● TEXTO DO EXERCÍCIO:
Ele e Vicente Silveira disputavam a prefeitura com os seus candidatos, mas na eleição para a Assembléia fechavam as fronteiras em favor de suas próprias candidaturas. Eles tinham até uma figura delegada por eles para controlar o ímpeto dos seus valentões. Chamava-se Namir Ângelo Gonçalves. Segundo Vicente, Namir sabia da direção do tiro. Ele  não matava, mas fazia os outros morrerem. Aos 86 anos de idade, cheio de história ainda para contar, Vicente costuma dizer que no seu tempo, em Iúna, se tratava cobra com carne de cobra.

A débil passagem de Orlando por Iúna, onde sua valentia foi contestada, não invalida, contudo, a fama das mortes que praticou em outras paragens que fizem dele um mito da valentia no Espírito Santo, e um forte fator na conservação dos governos do PSD que governava sob a égide “dos rigores da lei para os inimigos e das benesses da lei para os amigos”.

2 comentários:

Rossana Mattos disse...

Prezado Rogério,
Em primeiro lugar, gostaria de fazer uma correção nos textos nos quais você se refere a meu pai. Seu nome é Orlando Cavalcanti (e não Cavalcante) da Silva, também conhecido por vários codinomes, entre eles, Orlando Capeta, Orlando Lavagem, dentre outros.

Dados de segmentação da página
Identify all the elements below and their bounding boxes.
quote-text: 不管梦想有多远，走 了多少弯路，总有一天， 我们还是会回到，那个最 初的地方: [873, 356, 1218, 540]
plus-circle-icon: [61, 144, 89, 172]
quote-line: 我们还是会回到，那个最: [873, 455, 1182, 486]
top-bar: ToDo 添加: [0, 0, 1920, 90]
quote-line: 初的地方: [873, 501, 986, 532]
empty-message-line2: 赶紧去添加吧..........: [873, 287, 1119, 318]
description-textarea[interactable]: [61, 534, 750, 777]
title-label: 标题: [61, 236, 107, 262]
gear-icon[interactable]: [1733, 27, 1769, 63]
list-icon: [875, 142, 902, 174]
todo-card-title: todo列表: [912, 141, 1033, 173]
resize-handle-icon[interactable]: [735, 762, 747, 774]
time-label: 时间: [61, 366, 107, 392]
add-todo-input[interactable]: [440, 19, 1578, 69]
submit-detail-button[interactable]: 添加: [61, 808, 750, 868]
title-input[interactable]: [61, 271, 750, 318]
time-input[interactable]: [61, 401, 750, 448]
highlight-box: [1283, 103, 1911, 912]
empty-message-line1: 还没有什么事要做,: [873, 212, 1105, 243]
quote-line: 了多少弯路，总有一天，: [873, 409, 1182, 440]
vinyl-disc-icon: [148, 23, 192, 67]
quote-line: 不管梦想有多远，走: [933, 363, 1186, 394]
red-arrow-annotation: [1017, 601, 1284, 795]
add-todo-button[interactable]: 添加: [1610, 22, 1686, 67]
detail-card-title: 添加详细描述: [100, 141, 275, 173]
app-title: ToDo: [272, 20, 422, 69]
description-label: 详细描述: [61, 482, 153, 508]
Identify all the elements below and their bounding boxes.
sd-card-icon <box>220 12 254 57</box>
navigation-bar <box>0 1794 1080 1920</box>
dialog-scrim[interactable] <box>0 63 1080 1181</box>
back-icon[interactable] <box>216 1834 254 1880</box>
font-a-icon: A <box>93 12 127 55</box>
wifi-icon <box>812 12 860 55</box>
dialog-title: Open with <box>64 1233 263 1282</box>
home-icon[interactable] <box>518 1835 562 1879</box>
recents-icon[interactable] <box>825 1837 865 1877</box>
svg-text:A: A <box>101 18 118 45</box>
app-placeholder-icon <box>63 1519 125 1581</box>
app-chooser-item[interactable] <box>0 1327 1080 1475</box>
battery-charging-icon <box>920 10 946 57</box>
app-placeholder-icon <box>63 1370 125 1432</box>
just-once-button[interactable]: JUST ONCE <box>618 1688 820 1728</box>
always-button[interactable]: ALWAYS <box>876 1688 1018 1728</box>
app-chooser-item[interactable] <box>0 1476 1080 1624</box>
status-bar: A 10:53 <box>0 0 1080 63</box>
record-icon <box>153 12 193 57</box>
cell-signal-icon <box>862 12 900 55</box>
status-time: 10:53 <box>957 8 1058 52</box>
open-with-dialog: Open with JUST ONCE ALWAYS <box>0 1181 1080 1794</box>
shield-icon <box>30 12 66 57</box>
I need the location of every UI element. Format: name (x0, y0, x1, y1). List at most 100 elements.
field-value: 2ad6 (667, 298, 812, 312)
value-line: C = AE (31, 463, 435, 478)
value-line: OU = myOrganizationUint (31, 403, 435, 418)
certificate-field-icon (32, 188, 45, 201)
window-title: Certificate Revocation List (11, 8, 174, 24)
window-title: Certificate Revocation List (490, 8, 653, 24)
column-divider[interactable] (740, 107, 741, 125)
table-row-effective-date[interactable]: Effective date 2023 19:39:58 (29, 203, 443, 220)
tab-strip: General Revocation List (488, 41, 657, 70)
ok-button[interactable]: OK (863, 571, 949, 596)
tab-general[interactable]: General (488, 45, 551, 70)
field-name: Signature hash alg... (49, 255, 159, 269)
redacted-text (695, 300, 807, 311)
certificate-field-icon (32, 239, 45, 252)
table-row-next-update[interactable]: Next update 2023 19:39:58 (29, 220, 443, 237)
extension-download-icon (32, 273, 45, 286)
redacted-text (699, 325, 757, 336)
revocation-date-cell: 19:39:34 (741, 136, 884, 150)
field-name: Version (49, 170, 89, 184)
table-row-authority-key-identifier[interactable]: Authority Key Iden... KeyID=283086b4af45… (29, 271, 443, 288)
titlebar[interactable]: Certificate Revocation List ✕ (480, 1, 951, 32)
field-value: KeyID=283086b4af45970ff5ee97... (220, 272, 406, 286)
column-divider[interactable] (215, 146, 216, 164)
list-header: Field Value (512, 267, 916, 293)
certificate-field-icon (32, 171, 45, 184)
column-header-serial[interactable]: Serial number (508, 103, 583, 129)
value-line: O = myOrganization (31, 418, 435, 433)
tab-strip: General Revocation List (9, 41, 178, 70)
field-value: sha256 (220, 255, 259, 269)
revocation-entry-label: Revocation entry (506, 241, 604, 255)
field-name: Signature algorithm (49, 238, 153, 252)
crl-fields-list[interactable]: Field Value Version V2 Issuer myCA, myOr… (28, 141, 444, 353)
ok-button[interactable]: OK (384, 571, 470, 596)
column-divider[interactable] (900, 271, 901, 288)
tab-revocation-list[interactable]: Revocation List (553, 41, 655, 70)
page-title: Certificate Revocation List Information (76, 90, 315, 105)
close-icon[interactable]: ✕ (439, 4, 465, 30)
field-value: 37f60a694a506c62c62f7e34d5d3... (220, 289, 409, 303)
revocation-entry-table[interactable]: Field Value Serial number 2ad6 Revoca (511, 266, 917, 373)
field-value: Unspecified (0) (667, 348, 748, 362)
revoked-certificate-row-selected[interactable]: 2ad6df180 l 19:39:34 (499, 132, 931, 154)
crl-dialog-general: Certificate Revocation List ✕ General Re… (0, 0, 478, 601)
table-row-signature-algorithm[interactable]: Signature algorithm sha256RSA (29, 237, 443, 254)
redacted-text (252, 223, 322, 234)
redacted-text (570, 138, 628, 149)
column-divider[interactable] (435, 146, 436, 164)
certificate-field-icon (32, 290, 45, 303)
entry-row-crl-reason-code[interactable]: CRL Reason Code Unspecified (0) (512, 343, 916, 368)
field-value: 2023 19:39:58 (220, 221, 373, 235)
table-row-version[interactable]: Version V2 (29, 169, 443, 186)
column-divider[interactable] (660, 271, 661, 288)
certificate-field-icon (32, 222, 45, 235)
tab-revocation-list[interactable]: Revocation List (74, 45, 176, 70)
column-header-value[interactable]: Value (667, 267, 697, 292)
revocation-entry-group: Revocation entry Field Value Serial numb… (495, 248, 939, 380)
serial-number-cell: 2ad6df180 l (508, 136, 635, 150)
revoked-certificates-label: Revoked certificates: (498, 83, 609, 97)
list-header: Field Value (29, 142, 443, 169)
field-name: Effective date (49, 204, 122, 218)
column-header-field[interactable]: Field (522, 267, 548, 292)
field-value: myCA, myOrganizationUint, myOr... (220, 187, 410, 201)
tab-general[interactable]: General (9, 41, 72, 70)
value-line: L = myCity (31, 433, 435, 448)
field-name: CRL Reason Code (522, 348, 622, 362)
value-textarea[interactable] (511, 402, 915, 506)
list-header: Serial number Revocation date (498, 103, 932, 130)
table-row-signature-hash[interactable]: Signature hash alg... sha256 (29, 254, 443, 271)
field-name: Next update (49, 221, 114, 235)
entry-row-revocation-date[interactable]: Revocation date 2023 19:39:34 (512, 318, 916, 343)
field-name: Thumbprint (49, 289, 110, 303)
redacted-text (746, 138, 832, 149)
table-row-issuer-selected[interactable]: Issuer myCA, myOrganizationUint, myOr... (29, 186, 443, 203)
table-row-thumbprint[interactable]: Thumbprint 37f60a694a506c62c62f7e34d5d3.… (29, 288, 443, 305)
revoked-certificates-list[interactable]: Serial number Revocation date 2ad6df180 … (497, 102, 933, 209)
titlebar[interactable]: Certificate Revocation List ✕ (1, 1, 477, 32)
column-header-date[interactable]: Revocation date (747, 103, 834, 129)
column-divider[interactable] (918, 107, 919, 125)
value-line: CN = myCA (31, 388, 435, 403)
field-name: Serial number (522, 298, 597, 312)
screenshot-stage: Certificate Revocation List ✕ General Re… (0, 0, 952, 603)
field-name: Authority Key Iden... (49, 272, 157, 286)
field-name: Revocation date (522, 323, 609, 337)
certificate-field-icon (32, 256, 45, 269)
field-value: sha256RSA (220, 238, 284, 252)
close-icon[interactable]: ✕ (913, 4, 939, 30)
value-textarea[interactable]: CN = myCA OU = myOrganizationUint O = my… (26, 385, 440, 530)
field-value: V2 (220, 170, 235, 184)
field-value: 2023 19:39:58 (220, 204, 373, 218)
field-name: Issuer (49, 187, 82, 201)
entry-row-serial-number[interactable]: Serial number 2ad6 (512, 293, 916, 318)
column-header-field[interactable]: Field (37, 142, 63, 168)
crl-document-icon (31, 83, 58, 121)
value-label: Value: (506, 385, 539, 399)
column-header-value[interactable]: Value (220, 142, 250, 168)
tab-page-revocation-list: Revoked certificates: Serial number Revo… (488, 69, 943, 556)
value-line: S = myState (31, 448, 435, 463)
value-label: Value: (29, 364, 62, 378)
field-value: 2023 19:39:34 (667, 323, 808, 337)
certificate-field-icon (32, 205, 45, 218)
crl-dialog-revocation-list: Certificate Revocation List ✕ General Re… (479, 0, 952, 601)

● TAREFA PROPOSTA:
Prossiga com o texto sobre os valentões e a política em Iúna, começando logo após a última frase dele.

● RESULTADO DA TAREFA:
Você pode estar se perguntando porque só agora me manifesto quanto a este fato? Simples: só agora, aos 58 anos, tive a coragem de ler pela primeira vez notícias sobre meu pai.
E o que li no seu jornal, demonstra uma visão maniqueísta, além de extremamente pessoal.
Assumo, como pesquisadora, que imparcialidade não existe, é um engodo acadêmico. Porém, podemos minimiza-la ao assumi-la, fato esse que não vi em nenhum de seus artigos.
Caso queira entender ou discutir um pouco mais sobre Orlando Cavalcanti, desde que seja para ouvir o outro lado, que existiu, existe e existirá eternamente, que é o legado deixado por ele para seus cinco filhos, que ficaram órfãos, a mais velha aos dez anos e o caçula com um ano, foi, apesar de todos os traumas e suas consequências, muito amor, um senso de família, mesmo que despedaçada por tudo, mas que permanece.
AMEI, AMO E AMAREI, COMO MEUS FILHOS E NETOS E TODOS OS QUE VIRÃO, O ORLANDO CAVALCANTI, O CAPETA, O LAVAGEM, E AQUELES QUE NÃO CONHECI, MAS QUE NÃO TENHO MEDO DE CONHECER.
Quem sabe algumas informações enriqueçam seus futuros trabalhos: era filho ilegítimo de uma índia alagoana com um italiano, que nunca o reconheceu. Cresceu sendo chamado de filho da puta. A mistura resultou num homem lindo e rico na sua complexidade.
Por tudo isso, me coloco a sua disposição para outras informações que você, prefiro acreditar, desconhece.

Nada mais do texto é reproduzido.